[Dataset records]

+++++

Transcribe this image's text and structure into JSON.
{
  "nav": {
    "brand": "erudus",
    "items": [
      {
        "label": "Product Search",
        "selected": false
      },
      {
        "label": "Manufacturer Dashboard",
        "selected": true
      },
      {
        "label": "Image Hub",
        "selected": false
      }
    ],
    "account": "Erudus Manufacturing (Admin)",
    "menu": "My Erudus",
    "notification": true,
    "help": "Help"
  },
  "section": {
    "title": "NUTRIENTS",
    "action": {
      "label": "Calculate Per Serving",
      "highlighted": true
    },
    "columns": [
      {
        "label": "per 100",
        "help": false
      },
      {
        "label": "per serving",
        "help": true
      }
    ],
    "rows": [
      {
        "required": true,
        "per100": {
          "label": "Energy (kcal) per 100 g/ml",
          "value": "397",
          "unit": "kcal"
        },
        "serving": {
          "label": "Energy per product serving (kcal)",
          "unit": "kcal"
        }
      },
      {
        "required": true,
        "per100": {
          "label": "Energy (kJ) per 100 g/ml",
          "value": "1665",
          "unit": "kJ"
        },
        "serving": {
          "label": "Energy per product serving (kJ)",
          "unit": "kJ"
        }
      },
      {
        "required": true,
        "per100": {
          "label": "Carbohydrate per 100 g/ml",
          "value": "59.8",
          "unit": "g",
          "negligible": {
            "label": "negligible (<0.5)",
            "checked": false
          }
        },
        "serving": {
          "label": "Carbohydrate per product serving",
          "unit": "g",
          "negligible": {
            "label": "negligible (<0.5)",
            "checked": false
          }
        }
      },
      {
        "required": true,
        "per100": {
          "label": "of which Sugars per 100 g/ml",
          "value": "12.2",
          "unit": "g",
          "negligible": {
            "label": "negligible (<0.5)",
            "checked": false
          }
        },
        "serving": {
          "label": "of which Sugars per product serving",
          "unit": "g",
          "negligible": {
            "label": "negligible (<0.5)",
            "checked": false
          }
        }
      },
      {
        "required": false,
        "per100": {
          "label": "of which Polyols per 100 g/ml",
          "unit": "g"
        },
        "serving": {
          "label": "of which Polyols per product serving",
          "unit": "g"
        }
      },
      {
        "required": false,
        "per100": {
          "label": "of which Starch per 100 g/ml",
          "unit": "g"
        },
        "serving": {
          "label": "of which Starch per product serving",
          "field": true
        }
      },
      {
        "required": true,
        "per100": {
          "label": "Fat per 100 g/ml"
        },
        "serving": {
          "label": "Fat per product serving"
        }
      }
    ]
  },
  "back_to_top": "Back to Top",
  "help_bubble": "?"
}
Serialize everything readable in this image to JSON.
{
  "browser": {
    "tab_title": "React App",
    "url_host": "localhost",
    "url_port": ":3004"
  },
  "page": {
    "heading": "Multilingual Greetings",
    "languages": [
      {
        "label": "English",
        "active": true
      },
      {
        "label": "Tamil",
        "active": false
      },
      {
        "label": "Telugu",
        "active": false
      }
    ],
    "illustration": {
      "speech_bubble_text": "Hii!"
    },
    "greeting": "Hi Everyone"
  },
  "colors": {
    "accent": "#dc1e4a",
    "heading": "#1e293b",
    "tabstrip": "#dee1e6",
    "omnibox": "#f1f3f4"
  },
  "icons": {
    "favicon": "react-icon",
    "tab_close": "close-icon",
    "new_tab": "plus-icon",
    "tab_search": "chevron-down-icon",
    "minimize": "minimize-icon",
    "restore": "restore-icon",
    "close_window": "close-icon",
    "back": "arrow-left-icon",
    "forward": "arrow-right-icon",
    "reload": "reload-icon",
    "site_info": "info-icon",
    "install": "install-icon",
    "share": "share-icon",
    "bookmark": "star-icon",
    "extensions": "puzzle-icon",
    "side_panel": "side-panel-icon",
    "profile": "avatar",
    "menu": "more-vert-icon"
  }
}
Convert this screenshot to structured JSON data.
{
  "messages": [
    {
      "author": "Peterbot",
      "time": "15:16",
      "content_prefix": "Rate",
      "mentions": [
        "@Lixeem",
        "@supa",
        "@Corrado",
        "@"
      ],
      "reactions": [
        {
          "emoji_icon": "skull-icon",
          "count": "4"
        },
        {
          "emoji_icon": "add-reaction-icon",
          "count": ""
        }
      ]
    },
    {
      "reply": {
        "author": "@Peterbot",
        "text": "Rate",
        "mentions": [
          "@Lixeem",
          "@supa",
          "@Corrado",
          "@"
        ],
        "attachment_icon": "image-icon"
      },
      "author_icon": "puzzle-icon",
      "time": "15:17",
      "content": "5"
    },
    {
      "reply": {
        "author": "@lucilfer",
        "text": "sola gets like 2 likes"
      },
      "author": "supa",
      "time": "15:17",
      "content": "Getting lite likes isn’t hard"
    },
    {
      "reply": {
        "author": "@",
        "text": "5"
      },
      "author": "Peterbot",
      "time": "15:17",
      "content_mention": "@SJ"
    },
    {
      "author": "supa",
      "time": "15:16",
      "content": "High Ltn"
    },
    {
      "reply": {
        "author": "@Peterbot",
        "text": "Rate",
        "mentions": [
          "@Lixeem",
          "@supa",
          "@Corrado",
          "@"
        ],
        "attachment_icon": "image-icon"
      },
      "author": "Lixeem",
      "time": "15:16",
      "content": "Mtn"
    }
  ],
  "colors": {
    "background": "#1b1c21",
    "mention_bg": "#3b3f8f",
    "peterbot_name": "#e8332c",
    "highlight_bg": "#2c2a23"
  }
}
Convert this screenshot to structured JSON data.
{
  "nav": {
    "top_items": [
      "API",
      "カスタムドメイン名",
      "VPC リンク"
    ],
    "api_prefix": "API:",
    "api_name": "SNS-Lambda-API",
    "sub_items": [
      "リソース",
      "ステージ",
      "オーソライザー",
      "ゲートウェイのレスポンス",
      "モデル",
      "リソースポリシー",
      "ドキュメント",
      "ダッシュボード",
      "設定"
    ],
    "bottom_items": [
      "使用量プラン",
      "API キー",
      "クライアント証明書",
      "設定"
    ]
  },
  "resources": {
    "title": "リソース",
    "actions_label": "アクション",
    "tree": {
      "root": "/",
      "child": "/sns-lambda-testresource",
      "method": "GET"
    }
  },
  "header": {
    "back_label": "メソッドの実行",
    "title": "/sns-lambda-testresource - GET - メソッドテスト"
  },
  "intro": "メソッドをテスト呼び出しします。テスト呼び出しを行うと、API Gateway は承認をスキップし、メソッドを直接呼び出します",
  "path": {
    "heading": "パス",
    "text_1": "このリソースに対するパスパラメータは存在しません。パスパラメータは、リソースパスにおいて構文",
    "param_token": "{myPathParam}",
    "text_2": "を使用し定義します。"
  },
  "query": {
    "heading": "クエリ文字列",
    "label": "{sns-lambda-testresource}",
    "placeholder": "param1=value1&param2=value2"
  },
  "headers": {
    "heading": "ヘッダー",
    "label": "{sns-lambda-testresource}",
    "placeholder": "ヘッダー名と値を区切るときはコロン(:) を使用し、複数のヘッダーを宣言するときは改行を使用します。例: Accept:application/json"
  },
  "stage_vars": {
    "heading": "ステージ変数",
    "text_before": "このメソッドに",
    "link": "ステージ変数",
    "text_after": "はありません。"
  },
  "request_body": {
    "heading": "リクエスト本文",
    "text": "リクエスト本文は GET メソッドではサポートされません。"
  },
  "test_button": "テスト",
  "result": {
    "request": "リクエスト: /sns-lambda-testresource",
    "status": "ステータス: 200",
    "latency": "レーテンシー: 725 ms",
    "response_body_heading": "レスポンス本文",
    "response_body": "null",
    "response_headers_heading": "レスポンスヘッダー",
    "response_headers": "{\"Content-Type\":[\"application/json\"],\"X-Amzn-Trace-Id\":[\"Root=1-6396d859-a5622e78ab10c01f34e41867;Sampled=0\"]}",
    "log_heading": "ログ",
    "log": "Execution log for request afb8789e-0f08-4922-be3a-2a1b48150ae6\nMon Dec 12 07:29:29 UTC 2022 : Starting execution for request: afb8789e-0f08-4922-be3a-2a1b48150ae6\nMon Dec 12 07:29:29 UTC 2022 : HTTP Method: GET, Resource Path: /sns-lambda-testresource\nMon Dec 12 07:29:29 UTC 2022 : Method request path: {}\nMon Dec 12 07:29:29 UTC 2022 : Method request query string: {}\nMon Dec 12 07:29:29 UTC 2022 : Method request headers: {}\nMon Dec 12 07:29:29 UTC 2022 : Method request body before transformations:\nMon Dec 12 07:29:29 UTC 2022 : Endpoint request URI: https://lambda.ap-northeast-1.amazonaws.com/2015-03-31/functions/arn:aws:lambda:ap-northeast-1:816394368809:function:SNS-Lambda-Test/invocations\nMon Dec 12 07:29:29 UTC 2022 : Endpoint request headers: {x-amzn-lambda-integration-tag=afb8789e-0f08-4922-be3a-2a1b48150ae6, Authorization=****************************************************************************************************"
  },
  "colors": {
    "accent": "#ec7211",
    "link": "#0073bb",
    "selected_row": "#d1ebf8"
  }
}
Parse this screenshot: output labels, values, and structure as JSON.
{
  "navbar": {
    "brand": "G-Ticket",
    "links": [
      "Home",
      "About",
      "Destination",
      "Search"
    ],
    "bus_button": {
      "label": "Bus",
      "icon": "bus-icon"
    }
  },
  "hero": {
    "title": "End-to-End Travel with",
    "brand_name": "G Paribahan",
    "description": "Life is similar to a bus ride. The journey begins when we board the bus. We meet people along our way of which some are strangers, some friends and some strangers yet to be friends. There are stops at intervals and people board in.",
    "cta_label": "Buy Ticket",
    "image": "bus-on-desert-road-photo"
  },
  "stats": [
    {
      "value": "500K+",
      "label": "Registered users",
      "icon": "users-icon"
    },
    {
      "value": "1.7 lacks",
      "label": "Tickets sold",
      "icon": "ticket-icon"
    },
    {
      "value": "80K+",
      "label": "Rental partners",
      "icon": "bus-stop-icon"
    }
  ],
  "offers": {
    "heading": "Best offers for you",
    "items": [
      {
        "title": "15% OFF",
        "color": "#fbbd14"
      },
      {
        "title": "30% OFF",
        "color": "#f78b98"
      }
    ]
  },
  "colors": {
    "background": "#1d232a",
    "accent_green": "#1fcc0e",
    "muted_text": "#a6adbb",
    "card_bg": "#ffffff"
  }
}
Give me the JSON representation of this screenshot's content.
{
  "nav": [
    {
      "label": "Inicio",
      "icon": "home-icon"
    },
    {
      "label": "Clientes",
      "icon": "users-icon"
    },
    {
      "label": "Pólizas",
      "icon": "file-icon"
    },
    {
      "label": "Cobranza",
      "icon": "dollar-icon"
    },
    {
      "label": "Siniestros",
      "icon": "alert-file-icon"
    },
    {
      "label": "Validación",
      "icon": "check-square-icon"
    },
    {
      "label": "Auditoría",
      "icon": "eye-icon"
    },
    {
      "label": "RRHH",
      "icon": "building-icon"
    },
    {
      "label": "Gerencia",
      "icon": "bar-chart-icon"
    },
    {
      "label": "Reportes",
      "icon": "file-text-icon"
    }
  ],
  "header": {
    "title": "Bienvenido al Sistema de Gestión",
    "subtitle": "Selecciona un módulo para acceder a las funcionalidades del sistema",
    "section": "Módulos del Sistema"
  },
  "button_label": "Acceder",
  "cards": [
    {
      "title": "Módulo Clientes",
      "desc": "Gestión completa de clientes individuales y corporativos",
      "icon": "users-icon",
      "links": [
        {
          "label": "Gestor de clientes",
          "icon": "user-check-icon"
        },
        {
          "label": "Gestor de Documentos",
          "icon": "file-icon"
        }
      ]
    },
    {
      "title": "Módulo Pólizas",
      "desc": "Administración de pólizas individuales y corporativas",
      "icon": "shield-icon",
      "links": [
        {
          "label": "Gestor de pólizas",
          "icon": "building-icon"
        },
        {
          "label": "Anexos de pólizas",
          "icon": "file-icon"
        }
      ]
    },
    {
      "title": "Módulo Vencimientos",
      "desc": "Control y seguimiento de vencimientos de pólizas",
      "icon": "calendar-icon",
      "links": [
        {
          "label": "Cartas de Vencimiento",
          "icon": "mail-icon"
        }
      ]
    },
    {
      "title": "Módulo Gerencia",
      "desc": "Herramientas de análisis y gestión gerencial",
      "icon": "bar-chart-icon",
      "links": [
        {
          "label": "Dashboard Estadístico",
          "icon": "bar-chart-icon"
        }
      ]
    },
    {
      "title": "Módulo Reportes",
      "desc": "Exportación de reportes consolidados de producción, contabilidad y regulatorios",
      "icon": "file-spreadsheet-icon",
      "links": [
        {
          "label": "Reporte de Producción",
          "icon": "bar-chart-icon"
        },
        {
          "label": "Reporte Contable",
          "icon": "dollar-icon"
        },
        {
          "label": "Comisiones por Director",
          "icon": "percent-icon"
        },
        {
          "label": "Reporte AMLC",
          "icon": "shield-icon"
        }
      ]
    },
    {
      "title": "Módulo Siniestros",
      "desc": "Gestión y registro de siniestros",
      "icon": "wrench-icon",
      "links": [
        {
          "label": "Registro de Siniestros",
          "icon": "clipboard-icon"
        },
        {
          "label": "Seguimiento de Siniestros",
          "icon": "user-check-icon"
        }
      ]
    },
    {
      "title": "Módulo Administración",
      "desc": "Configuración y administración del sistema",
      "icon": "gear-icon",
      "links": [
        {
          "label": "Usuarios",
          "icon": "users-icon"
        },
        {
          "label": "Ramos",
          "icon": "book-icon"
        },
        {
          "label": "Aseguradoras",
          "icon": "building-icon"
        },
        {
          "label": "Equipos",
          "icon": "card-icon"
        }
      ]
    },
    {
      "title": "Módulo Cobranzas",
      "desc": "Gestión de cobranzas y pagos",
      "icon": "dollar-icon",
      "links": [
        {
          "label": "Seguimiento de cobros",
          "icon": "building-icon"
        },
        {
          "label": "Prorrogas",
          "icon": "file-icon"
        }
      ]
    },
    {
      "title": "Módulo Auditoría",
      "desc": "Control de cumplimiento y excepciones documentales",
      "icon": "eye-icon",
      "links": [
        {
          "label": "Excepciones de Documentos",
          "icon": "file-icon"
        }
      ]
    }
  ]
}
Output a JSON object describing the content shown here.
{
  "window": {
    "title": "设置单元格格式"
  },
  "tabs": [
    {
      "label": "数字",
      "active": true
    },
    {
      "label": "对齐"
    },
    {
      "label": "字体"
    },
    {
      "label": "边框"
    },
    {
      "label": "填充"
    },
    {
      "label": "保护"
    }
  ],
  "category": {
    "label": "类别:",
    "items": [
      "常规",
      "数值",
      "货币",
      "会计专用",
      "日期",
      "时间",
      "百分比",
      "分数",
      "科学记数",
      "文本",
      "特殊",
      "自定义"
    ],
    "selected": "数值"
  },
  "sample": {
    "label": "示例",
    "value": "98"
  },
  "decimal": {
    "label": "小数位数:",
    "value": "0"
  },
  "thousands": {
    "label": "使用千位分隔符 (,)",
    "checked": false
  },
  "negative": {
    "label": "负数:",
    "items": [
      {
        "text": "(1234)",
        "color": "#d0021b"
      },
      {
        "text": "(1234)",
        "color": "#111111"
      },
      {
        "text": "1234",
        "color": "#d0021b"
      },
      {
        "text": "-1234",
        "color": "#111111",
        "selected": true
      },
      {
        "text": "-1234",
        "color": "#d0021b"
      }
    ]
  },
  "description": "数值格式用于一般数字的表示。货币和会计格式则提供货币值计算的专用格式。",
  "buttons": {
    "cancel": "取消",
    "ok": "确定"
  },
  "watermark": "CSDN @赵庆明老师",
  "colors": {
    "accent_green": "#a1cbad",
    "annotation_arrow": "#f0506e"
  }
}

+++++

> TO BE DONE: Find the string "section" in the records, then copy each line where it occurs.

> COMPLETE ANSWER:
  "section": {
    "section": "Módulos del Sistema"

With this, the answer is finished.